_What you will do_. Write out, precisely and in full, each line of the material.

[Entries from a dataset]
==========

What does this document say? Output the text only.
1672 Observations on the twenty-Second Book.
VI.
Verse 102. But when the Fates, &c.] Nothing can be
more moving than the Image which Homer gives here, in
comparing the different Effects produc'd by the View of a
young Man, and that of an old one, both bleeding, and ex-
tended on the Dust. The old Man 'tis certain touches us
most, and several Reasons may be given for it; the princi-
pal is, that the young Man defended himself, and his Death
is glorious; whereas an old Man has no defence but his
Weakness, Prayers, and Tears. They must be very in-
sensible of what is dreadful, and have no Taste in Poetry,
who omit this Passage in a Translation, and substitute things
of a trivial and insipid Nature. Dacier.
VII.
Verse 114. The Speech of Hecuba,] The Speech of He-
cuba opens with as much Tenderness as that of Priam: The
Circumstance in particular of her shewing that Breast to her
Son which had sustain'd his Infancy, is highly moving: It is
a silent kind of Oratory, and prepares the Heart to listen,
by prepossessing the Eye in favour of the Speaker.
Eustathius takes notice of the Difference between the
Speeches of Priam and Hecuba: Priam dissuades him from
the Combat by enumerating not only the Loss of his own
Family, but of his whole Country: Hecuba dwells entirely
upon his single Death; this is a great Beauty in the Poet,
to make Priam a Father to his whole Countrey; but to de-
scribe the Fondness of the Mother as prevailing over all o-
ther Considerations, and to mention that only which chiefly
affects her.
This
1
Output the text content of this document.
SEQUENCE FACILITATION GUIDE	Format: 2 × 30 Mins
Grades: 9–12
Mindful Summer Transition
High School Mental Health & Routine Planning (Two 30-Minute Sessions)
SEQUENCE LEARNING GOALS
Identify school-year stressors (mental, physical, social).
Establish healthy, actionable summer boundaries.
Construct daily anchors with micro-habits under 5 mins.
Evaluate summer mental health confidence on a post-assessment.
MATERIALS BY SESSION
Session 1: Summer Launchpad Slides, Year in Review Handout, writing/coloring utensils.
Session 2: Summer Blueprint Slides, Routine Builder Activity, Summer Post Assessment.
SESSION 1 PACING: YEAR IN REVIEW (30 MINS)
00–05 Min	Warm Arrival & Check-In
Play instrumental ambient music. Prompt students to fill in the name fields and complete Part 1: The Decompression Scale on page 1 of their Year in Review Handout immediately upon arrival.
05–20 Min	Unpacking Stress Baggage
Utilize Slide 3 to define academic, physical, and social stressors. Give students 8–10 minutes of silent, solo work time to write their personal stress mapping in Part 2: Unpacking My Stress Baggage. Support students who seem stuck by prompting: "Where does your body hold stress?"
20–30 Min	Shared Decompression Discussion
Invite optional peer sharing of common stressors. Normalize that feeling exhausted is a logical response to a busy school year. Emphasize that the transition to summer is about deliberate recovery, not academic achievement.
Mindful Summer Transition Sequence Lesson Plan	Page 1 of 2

==========

_Result of this exercise_.
What does this document say? Output the text only.
1672 Observations on the twenty-Second Book.
VI.
Verse 102. But when the Fates, &c.] Nothing can be
more moving than the Image which Homer gives here, in
comparing the different Effects produc'd by the View of a
young Man, and that of an old one, both bleeding, and ex-
tended on the Dust. The old Man 'tis certain touches us
most, and several Reasons may be given for it; the princi-
pal is, that the young Man defended himself, and his Death
is glorious; whereas an old Man has no defence but his
Weakness, Prayers, and Tears. They must be very in-
sensible of what is dreadful, and have no Taste in Poetry,
who omit this Passage in a Translation, and substitute things
of a trivial and insipid Nature. Dacier.
VII.
Verse 114. The Speech of Hecuba,] The Speech of He-
cuba opens with as much Tenderness as that of Priam: The
Circumstance in particular of her shewing that Breast to her
Son which had sustain'd his Infancy, is highly moving: It is
a silent kind of Oratory, and prepares the Heart to listen,
by prepossessing the Eye in favour of the Speaker.
Eustathius takes notice of the Difference between the
Speeches of Priam and Hecuba: Priam dissuades him from
the Combat by enumerating not only the Loss of his own
Family, but of his whole Country: Hecuba dwells entirely
upon his single Death; this is a great Beauty in the Poet,
to make Priam a Father to his whole Countrey; but to de-
scribe the Fondness of the Mother as prevailing over all o-
ther Considerations, and to mention that only which chiefly
affects her.
This
1
Output the text content of this document.
SEQUENCE FACILITATION GUIDE	Format: 2 × 30 Mins
Grades: 9–12
Mindful Summer Transition
High School Mental Health & Routine Planning (Two 30-Minute Sessions)
SEQUENCE LEARNING GOALS
Identify school-year stressors (mental, physical, social).
Establish healthy, actionable summer boundaries.
Construct daily anchors with micro-habits under 5 mins.
Evaluate summer mental health confidence on a post-assessment.
MATERIALS BY SESSION
Session 1: Summer Launchpad Slides, Year in Review Handout, writing/coloring utensils.
Session 2: Summer Blueprint Slides, Routine Builder Activity, Summer Post Assessment.
SESSION 1 PACING: YEAR IN REVIEW (30 MINS)
00–05 Min	Warm Arrival & Check-In
Play instrumental ambient music. Prompt students to fill in the name fields and complete Part 1: The Decompression Scale on page 1 of their Year in Review Handout immediately upon arrival.
05–20 Min	Unpacking Stress Baggage
Utilize Slide 3 to define academic, physical, and social stressors. Give students 8–10 minutes of silent, solo work time to write their personal stress mapping in Part 2: Unpacking My Stress Baggage. Support students who seem stuck by prompting: "Where does your body hold stress?"
20–30 Min	Shared Decompression Discussion
Invite optional peer sharing of common stressors. Normalize that feeling exhausted is a logical response to a busy school year. Emphasize that the transition to summer is about deliberate recovery, not academic achievement.
Mindful Summer Transition Sequence Lesson Plan	Page 1 of 2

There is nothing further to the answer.